→ What to produce
According to the commentary on Europe in British politics, why does Blair's willingness to face down popular opinion over the Iraq war not carry over to the Euro?

→ Selected extract

START

Europe, being today a dead political issue, serves more in British politics to illuminate character issues. The ritual and rhetoric of the debate is hardwired in every front rank politician’s brain, and this from more than a decade ago, but as the actual subject no longer matters, all opinions expressed on it do is illustrate the manner of man offering them. In this instance, the effortless hypocrisy of the Prime Minister betrays his true standing as a man of the left. For who other than someone who really had stood on a platform of advocating withdrawal could quite so self-righteously denounce others, who haven’t, for just this sin today?
To my mind, government policy is not at all confused, and there is no question but that Gordon Brown would like Sterling to be replaced by the Euro. Labour policy under the Brown/Blair regime is essentially advanced Majorism — it’s slightly beyond ‘wait and see’, being in fact, ‘wait and hope’. That this is the point it’s at is for precisely the same reason why John Major found himself in most of the jams he did. The Prime Minister and the Chancellor feel that they can do no other: this is not a fight that they wish to pick with the British people, at the moment, because they know they will lose. Some have compared this with Mr Blair’s startling willingness to face down idiotic popular opinion over the war against Iraq, but here there is a crucial difference. In strict political terms, achieving that victory required careful parliamentary management, and nothing else. To win the fight over the Euro, the government has to win a referendum. And so yet again it’s Jimmy Goldsmith to the rescue, for without his snookering of John Major on this issue, there assuredly would never have been a Tory pledge that the Labour leadership subsequently felt obliged to match.
A crucial, under-appreciated thing to notice is that, if the present government’s policy owes an awful lot to its predecessor, then so too could a plausible case be made for near-bipartisanship from the official opposition. In foreign policy — which, until it ever happens, is what the matter of abolishing Sterling in favour of the Euro amounts to — consensus between the great parties of the state is generally to be welcomed, so we should carefully note that such a state almost exists here. For what, in contradiction to the Government’s policy of wait and hope is the Conservative party’s? It most certainly is not, ‘No, never’. There have been innumerable opportunities for the current and previous leadership to make it so, but both steadfastly neglected to do so. Wait and see, and oppose if it comes to it, is Tory policy. Again, whether this is a good or a bad thing isn’t my beef today, but no one should delude themselves with the idea that the Conservative front bench, as a corporate entity, has ever ruled out British membership of the Euro on principle tout court.

END

Coordinate annotation entries
START

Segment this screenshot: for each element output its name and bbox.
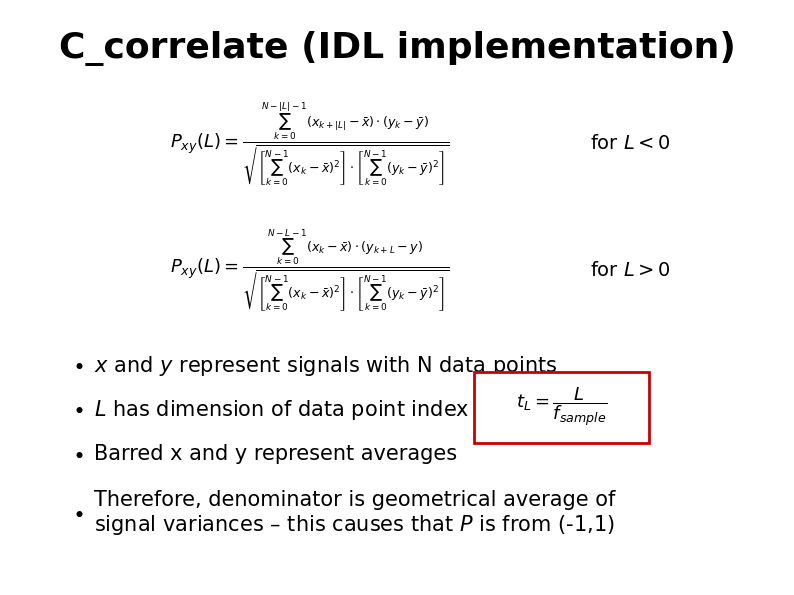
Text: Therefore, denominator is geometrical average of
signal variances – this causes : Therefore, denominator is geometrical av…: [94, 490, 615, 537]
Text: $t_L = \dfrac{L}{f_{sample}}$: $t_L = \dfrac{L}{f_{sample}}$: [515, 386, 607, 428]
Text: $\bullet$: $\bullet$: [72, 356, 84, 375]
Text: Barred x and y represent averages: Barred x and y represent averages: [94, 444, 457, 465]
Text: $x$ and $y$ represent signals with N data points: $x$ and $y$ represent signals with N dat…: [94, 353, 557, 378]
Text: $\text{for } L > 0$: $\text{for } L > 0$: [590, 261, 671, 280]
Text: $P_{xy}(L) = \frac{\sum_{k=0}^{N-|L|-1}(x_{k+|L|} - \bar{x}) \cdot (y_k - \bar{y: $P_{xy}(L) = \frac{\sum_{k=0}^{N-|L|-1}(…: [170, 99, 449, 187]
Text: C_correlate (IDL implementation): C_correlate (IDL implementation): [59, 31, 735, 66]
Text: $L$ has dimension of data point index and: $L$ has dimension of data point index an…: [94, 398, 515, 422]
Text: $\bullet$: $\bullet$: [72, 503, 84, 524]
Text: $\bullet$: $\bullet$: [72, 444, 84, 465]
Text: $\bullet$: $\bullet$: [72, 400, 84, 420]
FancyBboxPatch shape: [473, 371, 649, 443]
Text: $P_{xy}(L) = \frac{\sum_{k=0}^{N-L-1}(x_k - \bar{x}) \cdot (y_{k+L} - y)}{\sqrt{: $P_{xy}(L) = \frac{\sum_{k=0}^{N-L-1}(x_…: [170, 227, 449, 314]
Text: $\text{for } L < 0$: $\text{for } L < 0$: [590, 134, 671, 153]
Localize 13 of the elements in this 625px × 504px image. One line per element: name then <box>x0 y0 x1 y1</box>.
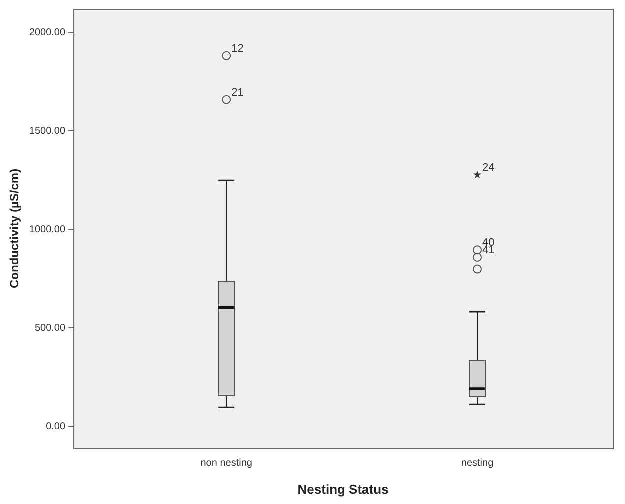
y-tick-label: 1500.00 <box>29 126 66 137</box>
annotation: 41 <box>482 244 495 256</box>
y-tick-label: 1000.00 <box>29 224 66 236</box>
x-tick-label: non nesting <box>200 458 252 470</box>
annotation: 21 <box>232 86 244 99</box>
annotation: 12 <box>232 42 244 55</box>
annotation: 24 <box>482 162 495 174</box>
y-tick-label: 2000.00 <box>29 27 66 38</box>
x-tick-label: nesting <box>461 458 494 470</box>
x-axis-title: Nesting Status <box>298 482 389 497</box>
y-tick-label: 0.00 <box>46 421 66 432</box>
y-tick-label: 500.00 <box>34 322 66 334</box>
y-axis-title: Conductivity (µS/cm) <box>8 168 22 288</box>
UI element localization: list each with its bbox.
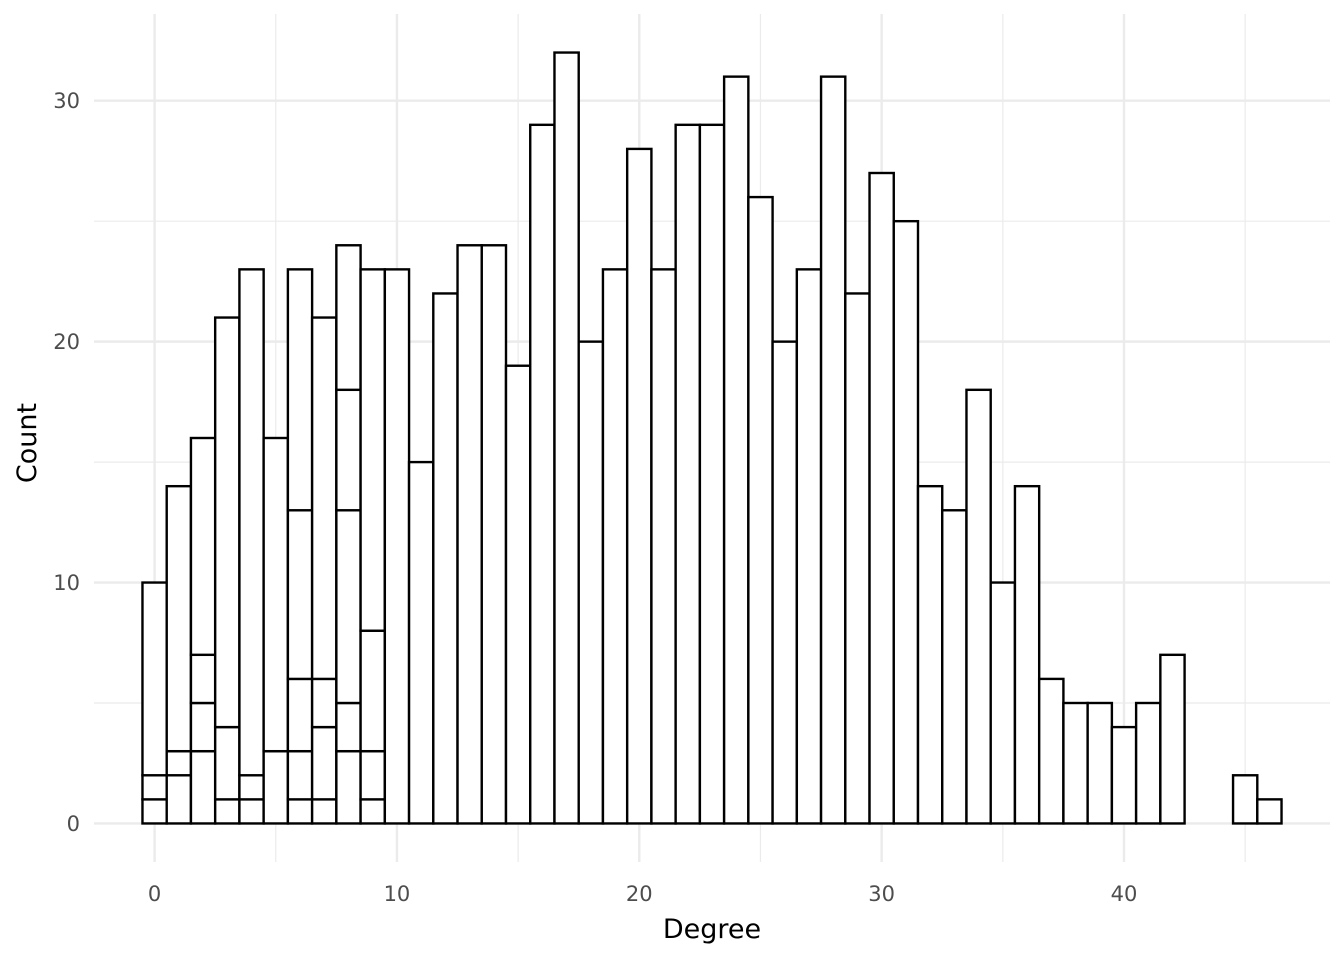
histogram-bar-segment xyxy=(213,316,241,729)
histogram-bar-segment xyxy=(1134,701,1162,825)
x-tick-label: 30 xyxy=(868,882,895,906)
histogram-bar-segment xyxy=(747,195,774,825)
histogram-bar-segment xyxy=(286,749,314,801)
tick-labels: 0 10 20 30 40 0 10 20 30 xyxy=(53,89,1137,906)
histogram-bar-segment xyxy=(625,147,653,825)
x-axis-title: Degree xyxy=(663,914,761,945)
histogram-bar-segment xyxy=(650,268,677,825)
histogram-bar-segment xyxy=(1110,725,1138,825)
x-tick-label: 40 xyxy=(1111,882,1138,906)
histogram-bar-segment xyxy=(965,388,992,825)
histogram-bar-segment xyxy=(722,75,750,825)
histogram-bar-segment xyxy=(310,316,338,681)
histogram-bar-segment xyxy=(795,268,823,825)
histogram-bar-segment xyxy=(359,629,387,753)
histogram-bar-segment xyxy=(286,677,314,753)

END

→ Result of this exercise
Winning on Iraq required only careful parliamentary management. Adopting the Euro requires the government to win a referendum, a fight with the British people that the Prime Minister and the Chancellor know they would currently lose.